■ **TASK GOAL**:
Repeat the listing in full, preserving every character.

=======

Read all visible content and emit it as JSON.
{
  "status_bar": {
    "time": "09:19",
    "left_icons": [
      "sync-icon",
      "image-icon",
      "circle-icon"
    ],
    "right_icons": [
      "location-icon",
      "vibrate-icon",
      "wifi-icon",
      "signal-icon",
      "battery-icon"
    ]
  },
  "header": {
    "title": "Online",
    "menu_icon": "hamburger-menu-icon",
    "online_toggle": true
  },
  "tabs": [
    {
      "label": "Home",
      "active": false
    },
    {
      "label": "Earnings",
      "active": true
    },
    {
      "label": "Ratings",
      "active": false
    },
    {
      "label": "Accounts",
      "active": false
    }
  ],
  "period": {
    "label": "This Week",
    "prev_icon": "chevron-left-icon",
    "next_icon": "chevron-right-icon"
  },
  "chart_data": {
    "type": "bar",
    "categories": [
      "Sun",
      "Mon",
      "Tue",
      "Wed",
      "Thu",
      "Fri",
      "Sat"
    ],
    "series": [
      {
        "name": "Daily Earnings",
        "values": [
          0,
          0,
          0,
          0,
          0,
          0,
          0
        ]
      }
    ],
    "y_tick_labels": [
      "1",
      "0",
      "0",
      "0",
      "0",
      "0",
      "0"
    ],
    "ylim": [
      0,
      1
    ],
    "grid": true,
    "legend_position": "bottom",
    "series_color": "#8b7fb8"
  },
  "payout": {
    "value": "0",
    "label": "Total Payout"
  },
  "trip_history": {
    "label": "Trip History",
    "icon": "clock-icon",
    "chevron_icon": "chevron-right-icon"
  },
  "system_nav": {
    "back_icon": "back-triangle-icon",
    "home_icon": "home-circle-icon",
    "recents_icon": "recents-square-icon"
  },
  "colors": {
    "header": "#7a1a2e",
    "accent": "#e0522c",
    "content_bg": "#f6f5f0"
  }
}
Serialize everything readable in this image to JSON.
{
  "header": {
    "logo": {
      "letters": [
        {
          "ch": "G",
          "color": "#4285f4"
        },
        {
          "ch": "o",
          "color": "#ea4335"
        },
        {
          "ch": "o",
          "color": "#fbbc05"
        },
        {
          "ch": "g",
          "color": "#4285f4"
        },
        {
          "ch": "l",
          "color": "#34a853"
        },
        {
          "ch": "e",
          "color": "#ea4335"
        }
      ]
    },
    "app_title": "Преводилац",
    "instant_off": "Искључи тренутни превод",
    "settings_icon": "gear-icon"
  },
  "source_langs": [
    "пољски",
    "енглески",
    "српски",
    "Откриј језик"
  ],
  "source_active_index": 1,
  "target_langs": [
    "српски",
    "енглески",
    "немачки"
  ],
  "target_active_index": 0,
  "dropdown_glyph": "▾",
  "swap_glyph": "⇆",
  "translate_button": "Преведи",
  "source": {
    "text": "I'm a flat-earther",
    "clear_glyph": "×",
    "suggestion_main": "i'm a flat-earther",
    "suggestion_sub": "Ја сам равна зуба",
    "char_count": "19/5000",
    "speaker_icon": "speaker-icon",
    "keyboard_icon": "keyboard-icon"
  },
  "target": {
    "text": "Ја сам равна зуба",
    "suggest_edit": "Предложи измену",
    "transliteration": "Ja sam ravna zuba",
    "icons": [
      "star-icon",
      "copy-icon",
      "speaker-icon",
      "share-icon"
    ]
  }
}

=======

■ **WORKED SOLUTION**:
Read all visible content and emit it as JSON.
{
  "status_bar": {
    "time": "09:19",
    "left_icons": [
      "sync-icon",
      "image-icon",
      "circle-icon"
    ],
    "right_icons": [
      "location-icon",
      "vibrate-icon",
      "wifi-icon",
      "signal-icon",
      "battery-icon"
    ]
  },
  "header": {
    "title": "Online",
    "menu_icon": "hamburger-menu-icon",
    "online_toggle": true
  },
  "tabs": [
    {
      "label": "Home",
      "active": false
    },
    {
      "label": "Earnings",
      "active": true
    },
    {
      "label": "Ratings",
      "active": false
    },
    {
      "label": "Accounts",
      "active": false
    }
  ],
  "period": {
    "label": "This Week",
    "prev_icon": "chevron-left-icon",
    "next_icon": "chevron-right-icon"
  },
  "chart_data": {
    "type": "bar",
    "categories": [
      "Sun",
      "Mon",
      "Tue",
      "Wed",
      "Thu",
      "Fri",
      "Sat"
    ],
    "series": [
      {
        "name": "Daily Earnings",
        "values": [
          0,
          0,
          0,
          0,
          0,
          0,
          0
        ]
      }
    ],
    "y_tick_labels": [
      "1",
      "0",
      "0",
      "0",
      "0",
      "0",
      "0"
    ],
    "ylim": [
      0,
      1
    ],
    "grid": true,
    "legend_position": "bottom",
    "series_color": "#8b7fb8"
  },
  "payout": {
    "value": "0",
    "label": "Total Payout"
  },
  "trip_history": {
    "label": "Trip History",
    "icon": "clock-icon",
    "chevron_icon": "chevron-right-icon"
  },
  "system_nav": {
    "back_icon": "back-triangle-icon",
    "home_icon": "home-circle-icon",
    "recents_icon": "recents-square-icon"
  },
  "colors": {
    "header": "#7a1a2e",
    "accent": "#e0522c",
    "content_bg": "#f6f5f0"
  }
}
Serialize everything readable in this image to JSON.
{
  "header": {
    "logo": {
      "letters": [
        {
          "ch": "G",
          "color": "#4285f4"
        },
        {
          "ch": "o",
          "color": "#ea4335"
        },
        {
          "ch": "o",
          "color": "#fbbc05"
        },
        {
          "ch": "g",
          "color": "#4285f4"
        },
        {
          "ch": "l",
          "color": "#34a853"
        },
        {
          "ch": "e",
          "color": "#ea4335"
        }
      ]
    },
    "app_title": "Преводилац",
    "instant_off": "Искључи тренутни превод",
    "settings_icon": "gear-icon"
  },
  "source_langs": [
    "пољски",
    "енглески",
    "српски",
    "Откриј језик"
  ],
  "source_active_index": 1,
  "target_langs": [
    "српски",
    "енглески",
    "немачки"
  ],
  "target_active_index": 0,
  "dropdown_glyph": "▾",
  "swap_glyph": "⇆",
  "translate_button": "Преведи",
  "source": {
    "text": "I'm a flat-earther",
    "clear_glyph": "×",
    "suggestion_main": "i'm a flat-earther",
    "suggestion_sub": "Ја сам равна зуба",
    "char_count": "19/5000",
    "speaker_icon": "speaker-icon",
    "keyboard_icon": "keyboard-icon"
  },
  "target": {
    "text": "Ја сам равна зуба",
    "suggest_edit": "Предложи измену",
    "transliteration": "Ja sam ravna zuba",
    "icons": [
      "star-icon",
      "copy-icon",
      "speaker-icon",
      "share-icon"
    ]
  }
}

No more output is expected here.